**Problem:**
Repeat each record below exactly as given.

**Listed entries:**
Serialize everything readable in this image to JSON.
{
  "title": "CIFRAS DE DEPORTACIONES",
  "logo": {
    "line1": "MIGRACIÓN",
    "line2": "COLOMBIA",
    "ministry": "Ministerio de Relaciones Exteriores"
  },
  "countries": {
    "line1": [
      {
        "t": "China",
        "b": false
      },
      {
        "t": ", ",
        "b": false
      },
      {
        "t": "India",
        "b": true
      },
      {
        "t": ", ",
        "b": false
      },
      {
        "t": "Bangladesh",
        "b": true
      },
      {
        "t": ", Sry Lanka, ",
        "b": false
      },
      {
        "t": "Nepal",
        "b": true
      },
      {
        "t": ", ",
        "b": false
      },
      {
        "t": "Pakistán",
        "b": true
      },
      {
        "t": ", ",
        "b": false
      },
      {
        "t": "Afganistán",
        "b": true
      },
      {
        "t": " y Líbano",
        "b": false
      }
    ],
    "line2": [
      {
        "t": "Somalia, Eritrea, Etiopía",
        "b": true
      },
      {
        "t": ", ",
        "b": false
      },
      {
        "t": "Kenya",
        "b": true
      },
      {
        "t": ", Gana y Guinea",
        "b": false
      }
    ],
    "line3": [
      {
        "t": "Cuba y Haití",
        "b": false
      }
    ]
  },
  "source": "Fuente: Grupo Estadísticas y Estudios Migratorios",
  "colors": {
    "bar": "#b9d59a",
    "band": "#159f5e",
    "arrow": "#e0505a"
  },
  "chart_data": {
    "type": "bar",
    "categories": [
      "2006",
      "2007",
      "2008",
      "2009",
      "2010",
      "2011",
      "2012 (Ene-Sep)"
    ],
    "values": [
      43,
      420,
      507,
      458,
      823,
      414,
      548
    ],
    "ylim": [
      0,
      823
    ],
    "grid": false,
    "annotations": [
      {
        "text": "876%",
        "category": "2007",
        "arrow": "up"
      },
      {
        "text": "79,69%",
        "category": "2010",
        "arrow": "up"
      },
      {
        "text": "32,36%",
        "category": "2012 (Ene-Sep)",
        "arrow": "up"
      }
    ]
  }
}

**Output:**
Serialize everything readable in this image to JSON.
{
  "title": "CIFRAS DE DEPORTACIONES",
  "logo": {
    "line1": "MIGRACIÓN",
    "line2": "COLOMBIA",
    "ministry": "Ministerio de Relaciones Exteriores"
  },
  "countries": {
    "line1": [
      {
        "t": "China",
        "b": false
      },
      {
        "t": ", ",
        "b": false
      },
      {
        "t": "India",
        "b": true
      },
      {
        "t": ", ",
        "b": false
      },
      {
        "t": "Bangladesh",
        "b": true
      },
      {
        "t": ", Sry Lanka, ",
        "b": false
      },
      {
        "t": "Nepal",
        "b": true
      },
      {
        "t": ", ",
        "b": false
      },
      {
        "t": "Pakistán",
        "b": true
      },
      {
        "t": ", ",
        "b": false
      },
      {
        "t": "Afganistán",
        "b": true
      },
      {
        "t": " y Líbano",
        "b": false
      }
    ],
    "line2": [
      {
        "t": "Somalia, Eritrea, Etiopía",
        "b": true
      },
      {
        "t": ", ",
        "b": false
      },
      {
        "t": "Kenya",
        "b": true
      },
      {
        "t": ", Gana y Guinea",
        "b": false
      }
    ],
    "line3": [
      {
        "t": "Cuba y Haití",
        "b": false
      }
    ]
  },
  "source": "Fuente: Grupo Estadísticas y Estudios Migratorios",
  "colors": {
    "bar": "#b9d59a",
    "band": "#159f5e",
    "arrow": "#e0505a"
  },
  "chart_data": {
    "type": "bar",
    "categories": [
      "2006",
      "2007",
      "2008",
      "2009",
      "2010",
      "2011",
      "2012 (Ene-Sep)"
    ],
    "values": [
      43,
      420,
      507,
      458,
      823,
      414,
      548
    ],
    "ylim": [
      0,
      823
    ],
    "grid": false,
    "annotations": [
      {
        "text": "876%",
        "category": "2007",
        "arrow": "up"
      },
      {
        "text": "79,69%",
        "category": "2010",
        "arrow": "up"
      },
      {
        "text": "32,36%",
        "category": "2012 (Ene-Sep)",
        "arrow": "up"
      }
    ]
  }
}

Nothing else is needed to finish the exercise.